(Data entries)
<<<<

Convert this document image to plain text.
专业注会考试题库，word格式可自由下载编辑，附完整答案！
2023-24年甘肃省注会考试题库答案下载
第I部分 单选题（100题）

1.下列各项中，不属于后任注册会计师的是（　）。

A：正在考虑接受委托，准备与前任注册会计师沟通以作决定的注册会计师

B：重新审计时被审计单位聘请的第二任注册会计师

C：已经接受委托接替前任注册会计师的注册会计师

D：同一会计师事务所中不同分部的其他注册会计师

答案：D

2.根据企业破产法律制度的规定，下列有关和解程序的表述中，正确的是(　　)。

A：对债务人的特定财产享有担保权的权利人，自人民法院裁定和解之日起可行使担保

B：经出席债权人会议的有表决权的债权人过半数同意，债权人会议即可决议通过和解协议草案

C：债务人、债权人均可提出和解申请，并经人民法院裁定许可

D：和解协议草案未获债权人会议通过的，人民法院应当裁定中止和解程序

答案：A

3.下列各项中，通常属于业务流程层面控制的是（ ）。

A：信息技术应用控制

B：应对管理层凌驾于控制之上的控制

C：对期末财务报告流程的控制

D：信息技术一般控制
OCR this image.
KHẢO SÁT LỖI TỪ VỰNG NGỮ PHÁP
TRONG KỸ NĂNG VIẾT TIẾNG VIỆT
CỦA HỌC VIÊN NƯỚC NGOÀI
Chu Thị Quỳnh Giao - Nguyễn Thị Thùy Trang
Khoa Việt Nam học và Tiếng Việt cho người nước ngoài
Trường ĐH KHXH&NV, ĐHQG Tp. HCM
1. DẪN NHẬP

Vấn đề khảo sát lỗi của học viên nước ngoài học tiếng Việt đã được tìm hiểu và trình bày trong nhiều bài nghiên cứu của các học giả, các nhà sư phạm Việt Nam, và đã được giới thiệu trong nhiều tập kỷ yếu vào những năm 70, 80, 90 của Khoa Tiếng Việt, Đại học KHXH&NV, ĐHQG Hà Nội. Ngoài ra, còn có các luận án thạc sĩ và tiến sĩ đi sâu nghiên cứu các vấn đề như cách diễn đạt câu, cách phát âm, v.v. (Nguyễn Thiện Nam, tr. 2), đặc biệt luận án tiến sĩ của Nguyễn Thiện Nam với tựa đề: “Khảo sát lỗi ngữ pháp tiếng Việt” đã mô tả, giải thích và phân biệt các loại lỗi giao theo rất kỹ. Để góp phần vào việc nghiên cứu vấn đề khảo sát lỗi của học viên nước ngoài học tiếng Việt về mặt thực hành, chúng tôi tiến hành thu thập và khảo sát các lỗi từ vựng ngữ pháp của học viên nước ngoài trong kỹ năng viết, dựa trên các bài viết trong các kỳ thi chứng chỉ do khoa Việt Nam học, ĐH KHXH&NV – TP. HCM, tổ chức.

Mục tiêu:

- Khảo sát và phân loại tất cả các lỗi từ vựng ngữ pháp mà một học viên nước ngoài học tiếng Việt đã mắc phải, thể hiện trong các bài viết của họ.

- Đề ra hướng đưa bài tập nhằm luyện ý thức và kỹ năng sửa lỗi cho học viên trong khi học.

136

>>>>

→ **What you have to do**
All of the entries must be quoted exactly; please include each one.

→ **Answer to this task**
Convert this document image to plain text.
专业注会考试题库，word格式可自由下载编辑，附完整答案！
2023-24年甘肃省注会考试题库答案下载
第I部分 单选题（100题）

1.下列各项中，不属于后任注册会计师的是（　）。

A：正在考虑接受委托，准备与前任注册会计师沟通以作决定的注册会计师

B：重新审计时被审计单位聘请的第二任注册会计师

C：已经接受委托接替前任注册会计师的注册会计师

D：同一会计师事务所中不同分部的其他注册会计师

答案：D

2.根据企业破产法律制度的规定，下列有关和解程序的表述中，正确的是(　　)。

A：对债务人的特定财产享有担保权的权利人，自人民法院裁定和解之日起可行使担保

B：经出席债权人会议的有表决权的债权人过半数同意，债权人会议即可决议通过和解协议草案

C：债务人、债权人均可提出和解申请，并经人民法院裁定许可

D：和解协议草案未获债权人会议通过的，人民法院应当裁定中止和解程序

答案：A

3.下列各项中，通常属于业务流程层面控制的是（ ）。

A：信息技术应用控制

B：应对管理层凌驾于控制之上的控制

C：对期末财务报告流程的控制

D：信息技术一般控制
OCR this image.
KHẢO SÁT LỖI TỪ VỰNG NGỮ PHÁP
TRONG KỸ NĂNG VIẾT TIẾNG VIỆT
CỦA HỌC VIÊN NƯỚC NGOÀI
Chu Thị Quỳnh Giao - Nguyễn Thị Thùy Trang
Khoa Việt Nam học và Tiếng Việt cho người nước ngoài
Trường ĐH KHXH&NV, ĐHQG Tp. HCM
1. DẪN NHẬP

Vấn đề khảo sát lỗi của học viên nước ngoài học tiếng Việt đã được tìm hiểu và trình bày trong nhiều bài nghiên cứu của các học giả, các nhà sư phạm Việt Nam, và đã được giới thiệu trong nhiều tập kỷ yếu vào những năm 70, 80, 90 của Khoa Tiếng Việt, Đại học KHXH&NV, ĐHQG Hà Nội. Ngoài ra, còn có các luận án thạc sĩ và tiến sĩ đi sâu nghiên cứu các vấn đề như cách diễn đạt câu, cách phát âm, v.v. (Nguyễn Thiện Nam, tr. 2), đặc biệt luận án tiến sĩ của Nguyễn Thiện Nam với tựa đề: “Khảo sát lỗi ngữ pháp tiếng Việt” đã mô tả, giải thích và phân biệt các loại lỗi giao theo rất kỹ. Để góp phần vào việc nghiên cứu vấn đề khảo sát lỗi của học viên nước ngoài học tiếng Việt về mặt thực hành, chúng tôi tiến hành thu thập và khảo sát các lỗi từ vựng ngữ pháp của học viên nước ngoài trong kỹ năng viết, dựa trên các bài viết trong các kỳ thi chứng chỉ do khoa Việt Nam học, ĐH KHXH&NV – TP. HCM, tổ chức.

Mục tiêu:

- Khảo sát và phân loại tất cả các lỗi từ vựng ngữ pháp mà một học viên nước ngoài học tiếng Việt đã mắc phải, thể hiện trong các bài viết của họ.

- Đề ra hướng đưa bài tập nhằm luyện ý thức và kỹ năng sửa lỗi cho học viên trong khi học.

136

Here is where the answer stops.